**** Given data ****

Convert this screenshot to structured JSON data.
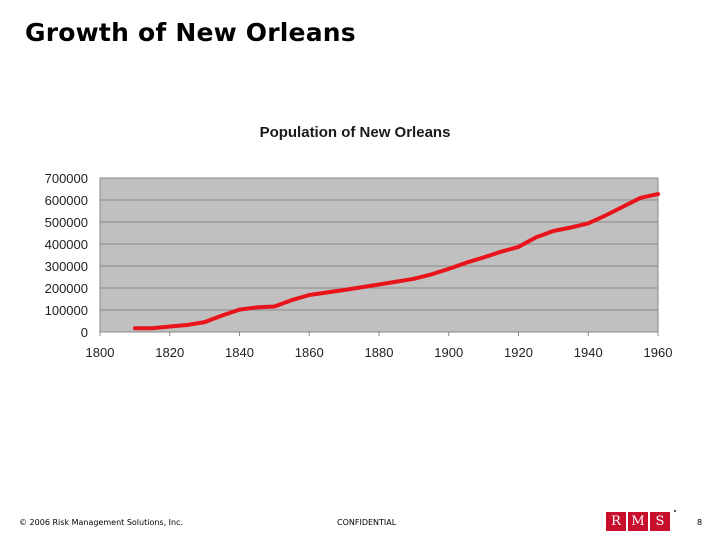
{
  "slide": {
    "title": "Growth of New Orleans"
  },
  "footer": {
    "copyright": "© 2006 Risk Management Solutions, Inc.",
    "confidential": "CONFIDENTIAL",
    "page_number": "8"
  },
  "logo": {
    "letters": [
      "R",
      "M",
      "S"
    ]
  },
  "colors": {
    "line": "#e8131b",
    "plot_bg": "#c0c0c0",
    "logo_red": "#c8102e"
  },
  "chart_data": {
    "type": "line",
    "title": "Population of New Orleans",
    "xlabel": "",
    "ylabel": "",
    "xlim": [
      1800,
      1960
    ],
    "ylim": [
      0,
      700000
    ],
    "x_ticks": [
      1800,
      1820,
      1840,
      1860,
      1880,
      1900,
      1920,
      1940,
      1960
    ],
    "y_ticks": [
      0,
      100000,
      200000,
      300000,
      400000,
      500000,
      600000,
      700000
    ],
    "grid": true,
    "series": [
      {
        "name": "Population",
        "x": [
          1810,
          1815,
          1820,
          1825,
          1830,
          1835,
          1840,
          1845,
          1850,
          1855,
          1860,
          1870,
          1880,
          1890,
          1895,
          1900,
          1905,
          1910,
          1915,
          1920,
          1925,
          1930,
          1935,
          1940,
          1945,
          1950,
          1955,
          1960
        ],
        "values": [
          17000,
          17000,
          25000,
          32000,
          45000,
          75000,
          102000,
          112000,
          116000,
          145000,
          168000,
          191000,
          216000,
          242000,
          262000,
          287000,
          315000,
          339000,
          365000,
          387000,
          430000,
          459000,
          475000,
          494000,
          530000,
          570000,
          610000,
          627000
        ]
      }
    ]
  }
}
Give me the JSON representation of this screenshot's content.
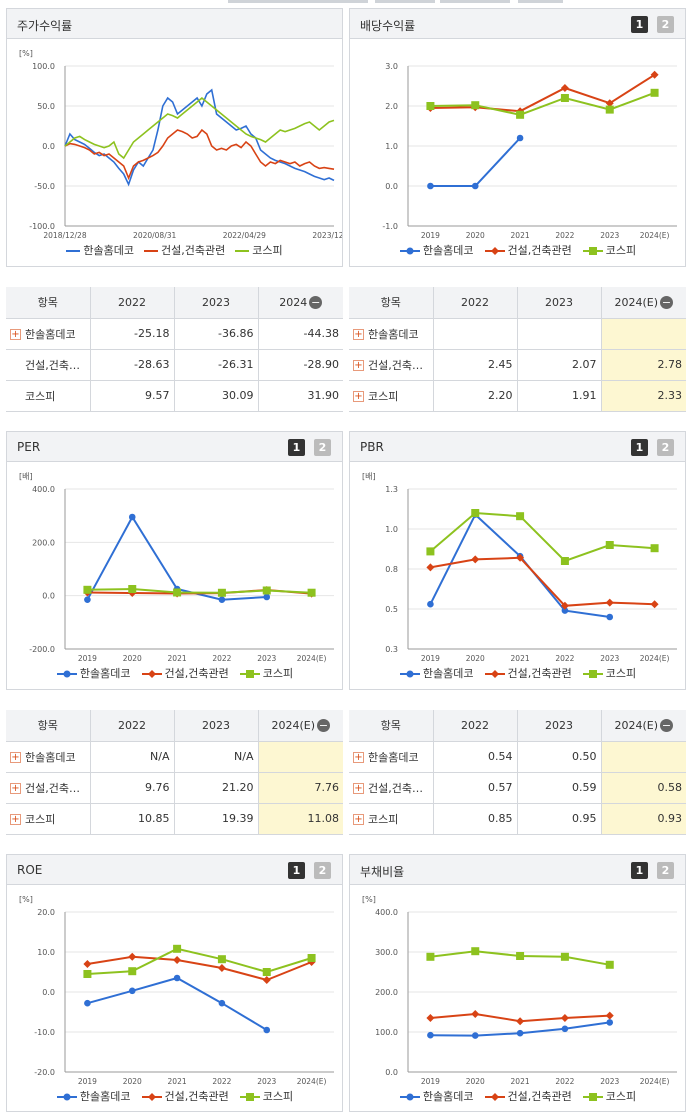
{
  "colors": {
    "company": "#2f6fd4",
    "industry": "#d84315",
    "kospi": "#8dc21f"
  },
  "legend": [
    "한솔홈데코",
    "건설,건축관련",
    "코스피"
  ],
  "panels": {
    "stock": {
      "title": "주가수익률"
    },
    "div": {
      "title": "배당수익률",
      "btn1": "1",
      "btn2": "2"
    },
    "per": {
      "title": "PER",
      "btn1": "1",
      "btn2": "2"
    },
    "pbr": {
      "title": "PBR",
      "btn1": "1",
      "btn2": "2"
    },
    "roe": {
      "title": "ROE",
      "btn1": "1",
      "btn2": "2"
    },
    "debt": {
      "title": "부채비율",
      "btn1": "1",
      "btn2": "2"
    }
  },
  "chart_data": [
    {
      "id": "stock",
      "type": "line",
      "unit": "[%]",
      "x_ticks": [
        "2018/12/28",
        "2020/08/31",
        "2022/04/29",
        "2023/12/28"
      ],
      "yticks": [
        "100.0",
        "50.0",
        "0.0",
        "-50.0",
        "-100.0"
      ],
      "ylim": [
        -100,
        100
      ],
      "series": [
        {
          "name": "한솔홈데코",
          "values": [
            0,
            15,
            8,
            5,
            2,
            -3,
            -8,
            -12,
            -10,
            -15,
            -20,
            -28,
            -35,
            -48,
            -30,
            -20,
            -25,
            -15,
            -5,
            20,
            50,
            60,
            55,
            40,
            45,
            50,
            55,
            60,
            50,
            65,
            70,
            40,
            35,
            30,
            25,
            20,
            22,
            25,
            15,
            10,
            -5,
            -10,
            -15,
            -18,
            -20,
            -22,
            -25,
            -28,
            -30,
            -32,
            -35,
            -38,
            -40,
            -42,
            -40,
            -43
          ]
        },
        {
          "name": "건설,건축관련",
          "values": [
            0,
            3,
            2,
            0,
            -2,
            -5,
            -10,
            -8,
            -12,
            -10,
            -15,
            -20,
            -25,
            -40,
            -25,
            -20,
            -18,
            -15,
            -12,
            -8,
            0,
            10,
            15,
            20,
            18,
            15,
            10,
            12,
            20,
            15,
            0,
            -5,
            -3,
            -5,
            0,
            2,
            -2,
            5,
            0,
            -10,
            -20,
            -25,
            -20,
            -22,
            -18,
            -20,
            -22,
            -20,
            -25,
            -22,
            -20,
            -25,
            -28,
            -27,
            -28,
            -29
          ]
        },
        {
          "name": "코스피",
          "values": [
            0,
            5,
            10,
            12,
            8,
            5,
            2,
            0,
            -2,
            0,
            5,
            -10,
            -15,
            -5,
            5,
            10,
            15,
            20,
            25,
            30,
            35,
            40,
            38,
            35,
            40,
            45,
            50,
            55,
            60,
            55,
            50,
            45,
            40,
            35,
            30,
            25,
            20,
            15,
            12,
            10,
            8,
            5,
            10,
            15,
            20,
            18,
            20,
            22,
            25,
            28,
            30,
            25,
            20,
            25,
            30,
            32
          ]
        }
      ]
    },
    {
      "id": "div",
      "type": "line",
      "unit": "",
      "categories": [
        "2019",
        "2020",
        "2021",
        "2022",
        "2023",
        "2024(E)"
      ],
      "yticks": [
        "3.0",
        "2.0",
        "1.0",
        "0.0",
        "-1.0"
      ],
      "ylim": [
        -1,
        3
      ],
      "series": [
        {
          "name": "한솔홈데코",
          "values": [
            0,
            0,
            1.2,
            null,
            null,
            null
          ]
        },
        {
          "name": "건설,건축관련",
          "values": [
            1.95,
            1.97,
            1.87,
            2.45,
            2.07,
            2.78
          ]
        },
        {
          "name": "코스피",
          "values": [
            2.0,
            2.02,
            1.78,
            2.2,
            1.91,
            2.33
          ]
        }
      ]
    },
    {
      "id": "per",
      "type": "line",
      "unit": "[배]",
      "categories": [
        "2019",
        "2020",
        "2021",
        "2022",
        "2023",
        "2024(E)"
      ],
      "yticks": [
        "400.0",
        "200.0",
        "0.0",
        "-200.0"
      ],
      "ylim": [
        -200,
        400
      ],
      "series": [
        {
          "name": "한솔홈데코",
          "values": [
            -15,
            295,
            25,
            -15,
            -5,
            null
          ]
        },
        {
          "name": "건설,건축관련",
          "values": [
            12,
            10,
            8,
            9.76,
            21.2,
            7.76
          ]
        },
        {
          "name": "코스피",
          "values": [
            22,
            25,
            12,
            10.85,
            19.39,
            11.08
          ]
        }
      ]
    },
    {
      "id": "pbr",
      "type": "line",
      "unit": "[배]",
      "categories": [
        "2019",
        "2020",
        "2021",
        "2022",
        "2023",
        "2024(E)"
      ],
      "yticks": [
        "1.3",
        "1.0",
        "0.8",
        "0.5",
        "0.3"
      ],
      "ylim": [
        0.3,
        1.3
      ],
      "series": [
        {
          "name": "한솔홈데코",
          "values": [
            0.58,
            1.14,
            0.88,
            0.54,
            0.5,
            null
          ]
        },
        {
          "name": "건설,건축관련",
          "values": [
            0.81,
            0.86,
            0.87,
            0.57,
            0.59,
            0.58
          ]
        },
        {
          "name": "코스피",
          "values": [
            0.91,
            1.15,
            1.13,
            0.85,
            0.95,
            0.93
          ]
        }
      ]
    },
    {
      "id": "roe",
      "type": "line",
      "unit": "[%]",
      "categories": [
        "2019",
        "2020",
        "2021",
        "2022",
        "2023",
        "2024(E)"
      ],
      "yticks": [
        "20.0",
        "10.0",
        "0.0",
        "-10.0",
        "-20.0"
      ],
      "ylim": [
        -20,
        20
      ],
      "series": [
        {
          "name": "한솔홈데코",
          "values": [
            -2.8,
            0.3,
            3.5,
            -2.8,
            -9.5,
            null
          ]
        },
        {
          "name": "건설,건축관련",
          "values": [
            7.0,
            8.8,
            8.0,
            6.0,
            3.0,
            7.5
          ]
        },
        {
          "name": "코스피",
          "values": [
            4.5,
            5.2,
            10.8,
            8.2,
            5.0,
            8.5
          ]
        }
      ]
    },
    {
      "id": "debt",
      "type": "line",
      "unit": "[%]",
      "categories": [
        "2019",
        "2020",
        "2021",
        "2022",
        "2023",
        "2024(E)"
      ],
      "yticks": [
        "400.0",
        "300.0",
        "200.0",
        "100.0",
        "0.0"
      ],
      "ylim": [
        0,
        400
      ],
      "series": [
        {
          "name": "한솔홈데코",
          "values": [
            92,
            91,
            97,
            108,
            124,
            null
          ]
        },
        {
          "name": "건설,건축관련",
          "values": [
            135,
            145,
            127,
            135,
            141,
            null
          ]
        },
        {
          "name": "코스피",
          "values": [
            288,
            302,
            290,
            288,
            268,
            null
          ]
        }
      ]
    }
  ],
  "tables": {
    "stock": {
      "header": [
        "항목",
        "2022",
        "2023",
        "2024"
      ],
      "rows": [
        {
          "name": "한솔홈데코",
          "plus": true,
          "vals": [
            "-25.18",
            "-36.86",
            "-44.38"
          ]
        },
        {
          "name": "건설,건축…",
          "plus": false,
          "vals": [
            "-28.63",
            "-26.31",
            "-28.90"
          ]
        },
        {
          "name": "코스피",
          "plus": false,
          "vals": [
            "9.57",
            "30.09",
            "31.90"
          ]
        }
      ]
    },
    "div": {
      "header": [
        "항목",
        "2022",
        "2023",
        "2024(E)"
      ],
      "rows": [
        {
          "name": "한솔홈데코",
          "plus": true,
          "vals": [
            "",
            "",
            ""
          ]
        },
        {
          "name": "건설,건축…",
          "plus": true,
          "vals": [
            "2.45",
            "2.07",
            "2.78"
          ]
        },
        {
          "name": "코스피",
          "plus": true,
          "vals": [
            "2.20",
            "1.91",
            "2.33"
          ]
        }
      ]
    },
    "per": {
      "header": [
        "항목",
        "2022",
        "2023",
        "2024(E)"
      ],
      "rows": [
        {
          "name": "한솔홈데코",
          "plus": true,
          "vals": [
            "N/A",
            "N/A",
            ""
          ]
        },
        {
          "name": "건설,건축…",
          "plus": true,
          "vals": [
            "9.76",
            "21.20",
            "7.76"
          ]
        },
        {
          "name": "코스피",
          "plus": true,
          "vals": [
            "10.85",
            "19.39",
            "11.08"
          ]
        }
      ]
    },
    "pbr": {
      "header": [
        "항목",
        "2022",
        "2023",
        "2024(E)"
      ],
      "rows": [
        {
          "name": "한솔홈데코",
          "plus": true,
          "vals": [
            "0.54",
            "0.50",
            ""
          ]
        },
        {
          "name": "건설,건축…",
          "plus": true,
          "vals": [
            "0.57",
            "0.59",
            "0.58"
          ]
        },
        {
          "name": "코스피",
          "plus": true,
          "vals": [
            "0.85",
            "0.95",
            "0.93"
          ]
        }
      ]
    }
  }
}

****

* What is being asked *
Search the entries for the word "screenshot", then list each line that holds it.

* Full answer *
Convert this screenshot to structured JSON data.
Give me the JSON representation of this screenshot's content.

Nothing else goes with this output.